-- start of Records for this exercise --
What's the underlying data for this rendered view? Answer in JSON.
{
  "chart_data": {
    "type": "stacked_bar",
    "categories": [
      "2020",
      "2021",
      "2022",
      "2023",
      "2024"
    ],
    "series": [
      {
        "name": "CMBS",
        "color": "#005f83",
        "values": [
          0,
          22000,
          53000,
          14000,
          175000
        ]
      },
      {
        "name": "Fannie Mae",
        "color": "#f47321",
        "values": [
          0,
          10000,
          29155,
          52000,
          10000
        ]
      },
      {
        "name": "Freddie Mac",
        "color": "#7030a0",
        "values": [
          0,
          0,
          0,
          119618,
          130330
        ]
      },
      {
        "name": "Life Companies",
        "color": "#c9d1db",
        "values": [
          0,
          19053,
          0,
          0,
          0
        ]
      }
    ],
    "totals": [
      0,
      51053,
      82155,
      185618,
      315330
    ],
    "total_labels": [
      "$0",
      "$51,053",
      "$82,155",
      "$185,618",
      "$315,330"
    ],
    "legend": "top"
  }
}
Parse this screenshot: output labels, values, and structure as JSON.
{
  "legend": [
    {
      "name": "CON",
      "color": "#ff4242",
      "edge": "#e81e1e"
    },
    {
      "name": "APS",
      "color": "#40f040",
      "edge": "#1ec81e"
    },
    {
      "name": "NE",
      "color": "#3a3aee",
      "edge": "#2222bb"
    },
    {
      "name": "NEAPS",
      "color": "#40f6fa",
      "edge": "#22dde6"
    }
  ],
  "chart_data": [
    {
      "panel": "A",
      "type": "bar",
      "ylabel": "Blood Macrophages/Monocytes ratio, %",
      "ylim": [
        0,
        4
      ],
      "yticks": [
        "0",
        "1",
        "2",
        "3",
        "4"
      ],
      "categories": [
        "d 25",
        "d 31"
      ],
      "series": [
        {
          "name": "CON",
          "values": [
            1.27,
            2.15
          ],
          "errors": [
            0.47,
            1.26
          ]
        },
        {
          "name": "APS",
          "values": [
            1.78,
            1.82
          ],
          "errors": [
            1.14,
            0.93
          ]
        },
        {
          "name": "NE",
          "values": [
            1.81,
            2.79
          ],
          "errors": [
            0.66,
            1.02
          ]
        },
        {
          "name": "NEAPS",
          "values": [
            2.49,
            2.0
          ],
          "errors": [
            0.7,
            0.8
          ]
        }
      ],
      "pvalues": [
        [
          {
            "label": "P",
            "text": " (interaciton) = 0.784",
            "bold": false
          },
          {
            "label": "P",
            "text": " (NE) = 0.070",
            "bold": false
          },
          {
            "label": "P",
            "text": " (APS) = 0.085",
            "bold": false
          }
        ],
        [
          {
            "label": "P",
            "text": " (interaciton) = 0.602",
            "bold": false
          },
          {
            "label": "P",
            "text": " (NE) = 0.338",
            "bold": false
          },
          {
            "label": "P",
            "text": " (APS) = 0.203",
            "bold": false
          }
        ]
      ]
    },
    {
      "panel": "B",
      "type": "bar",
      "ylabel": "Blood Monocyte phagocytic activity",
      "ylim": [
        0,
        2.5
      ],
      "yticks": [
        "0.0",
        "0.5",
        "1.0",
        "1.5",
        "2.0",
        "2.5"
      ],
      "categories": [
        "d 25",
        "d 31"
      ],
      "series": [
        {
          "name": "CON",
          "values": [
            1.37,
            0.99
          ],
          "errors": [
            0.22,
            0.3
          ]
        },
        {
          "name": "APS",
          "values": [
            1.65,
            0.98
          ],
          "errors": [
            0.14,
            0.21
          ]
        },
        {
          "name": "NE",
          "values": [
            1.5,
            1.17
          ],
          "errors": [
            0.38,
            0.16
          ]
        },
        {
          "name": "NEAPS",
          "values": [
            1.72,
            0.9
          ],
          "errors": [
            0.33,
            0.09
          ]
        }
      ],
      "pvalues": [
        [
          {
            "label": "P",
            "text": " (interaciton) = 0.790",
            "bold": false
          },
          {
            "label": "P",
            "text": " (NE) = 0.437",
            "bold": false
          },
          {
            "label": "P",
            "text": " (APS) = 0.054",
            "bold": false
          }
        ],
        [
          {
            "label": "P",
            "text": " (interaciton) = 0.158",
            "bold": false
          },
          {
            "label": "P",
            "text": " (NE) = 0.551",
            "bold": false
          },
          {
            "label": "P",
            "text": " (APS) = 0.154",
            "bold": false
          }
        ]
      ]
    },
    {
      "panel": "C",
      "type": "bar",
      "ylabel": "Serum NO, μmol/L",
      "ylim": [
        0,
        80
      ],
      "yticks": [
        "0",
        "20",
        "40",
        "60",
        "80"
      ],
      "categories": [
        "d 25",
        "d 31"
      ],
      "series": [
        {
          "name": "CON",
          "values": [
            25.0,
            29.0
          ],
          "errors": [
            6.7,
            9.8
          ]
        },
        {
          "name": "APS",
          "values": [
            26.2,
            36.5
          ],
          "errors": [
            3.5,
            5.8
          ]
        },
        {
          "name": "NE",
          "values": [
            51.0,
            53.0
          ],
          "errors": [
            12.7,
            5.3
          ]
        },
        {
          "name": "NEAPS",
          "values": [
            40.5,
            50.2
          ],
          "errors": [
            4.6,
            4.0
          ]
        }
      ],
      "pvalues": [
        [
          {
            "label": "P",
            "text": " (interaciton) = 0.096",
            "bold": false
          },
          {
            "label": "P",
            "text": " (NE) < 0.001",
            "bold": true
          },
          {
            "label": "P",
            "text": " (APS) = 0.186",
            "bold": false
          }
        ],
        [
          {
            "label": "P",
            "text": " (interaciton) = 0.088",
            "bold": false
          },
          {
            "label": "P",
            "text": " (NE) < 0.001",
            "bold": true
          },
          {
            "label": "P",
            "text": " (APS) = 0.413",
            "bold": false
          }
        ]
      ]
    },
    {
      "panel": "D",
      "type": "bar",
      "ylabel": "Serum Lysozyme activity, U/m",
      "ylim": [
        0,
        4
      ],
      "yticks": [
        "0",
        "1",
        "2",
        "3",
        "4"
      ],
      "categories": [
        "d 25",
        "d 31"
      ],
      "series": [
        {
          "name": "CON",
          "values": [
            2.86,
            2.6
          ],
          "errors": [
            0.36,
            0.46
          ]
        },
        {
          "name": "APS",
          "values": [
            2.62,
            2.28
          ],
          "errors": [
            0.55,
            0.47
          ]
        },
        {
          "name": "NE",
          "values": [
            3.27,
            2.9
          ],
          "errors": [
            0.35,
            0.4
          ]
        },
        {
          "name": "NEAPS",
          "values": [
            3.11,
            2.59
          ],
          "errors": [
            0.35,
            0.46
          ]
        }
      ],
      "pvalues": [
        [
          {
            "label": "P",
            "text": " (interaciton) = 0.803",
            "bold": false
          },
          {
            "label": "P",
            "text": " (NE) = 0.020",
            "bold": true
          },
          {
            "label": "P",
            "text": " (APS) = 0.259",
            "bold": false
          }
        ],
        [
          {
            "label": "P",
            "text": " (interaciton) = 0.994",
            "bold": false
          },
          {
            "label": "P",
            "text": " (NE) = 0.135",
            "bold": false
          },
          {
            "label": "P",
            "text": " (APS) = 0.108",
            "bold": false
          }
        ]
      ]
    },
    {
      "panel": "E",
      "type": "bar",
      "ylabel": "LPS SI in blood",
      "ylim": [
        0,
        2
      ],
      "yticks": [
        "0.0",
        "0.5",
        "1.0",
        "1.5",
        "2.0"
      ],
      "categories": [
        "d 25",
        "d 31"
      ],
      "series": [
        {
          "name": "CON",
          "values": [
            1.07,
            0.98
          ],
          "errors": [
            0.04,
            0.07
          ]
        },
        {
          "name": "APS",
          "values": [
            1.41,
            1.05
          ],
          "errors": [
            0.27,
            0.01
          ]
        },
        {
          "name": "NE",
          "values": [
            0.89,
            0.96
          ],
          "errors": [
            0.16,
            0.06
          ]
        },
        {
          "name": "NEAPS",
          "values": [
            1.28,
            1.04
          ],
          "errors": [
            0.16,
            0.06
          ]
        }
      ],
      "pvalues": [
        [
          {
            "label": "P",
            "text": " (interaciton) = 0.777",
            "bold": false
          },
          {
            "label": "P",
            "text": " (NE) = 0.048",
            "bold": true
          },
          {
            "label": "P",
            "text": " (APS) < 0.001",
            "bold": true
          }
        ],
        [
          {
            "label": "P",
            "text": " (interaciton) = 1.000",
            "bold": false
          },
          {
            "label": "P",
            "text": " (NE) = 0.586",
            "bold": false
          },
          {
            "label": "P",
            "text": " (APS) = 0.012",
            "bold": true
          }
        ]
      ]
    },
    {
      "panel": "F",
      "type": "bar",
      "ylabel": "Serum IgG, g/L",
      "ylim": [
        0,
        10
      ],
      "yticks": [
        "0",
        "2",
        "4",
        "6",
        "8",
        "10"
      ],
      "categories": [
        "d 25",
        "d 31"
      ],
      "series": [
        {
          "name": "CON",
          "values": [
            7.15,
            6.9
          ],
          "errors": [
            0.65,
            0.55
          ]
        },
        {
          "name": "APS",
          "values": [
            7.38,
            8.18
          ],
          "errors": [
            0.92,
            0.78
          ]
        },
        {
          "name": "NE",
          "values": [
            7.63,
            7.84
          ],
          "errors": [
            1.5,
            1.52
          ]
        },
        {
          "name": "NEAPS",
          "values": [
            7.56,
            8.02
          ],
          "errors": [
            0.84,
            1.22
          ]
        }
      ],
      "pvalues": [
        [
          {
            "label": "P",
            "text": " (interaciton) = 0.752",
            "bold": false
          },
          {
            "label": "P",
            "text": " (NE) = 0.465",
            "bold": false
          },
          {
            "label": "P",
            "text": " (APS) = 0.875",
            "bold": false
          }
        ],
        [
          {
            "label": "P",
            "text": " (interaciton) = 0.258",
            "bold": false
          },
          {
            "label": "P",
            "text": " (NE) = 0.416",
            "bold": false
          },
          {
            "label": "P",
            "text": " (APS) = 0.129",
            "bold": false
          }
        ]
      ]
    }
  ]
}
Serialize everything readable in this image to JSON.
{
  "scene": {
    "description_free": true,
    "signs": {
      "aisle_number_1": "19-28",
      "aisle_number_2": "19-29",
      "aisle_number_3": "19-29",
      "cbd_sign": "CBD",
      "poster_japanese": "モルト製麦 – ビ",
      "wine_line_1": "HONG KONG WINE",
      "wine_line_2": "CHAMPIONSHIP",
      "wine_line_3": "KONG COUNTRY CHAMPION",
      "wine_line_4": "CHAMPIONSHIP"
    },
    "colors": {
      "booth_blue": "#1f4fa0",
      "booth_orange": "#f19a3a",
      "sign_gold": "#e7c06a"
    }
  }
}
-- end of Records for this exercise --
Aim of the task:
Check each line of the entries for the string "Serum". Copy the lines that have it.

Task answer:
      "ylabel": "Serum NO, μmol/L",
      "ylabel": "Serum Lysozyme activity, U/m",
      "ylabel": "Serum IgG, g/L",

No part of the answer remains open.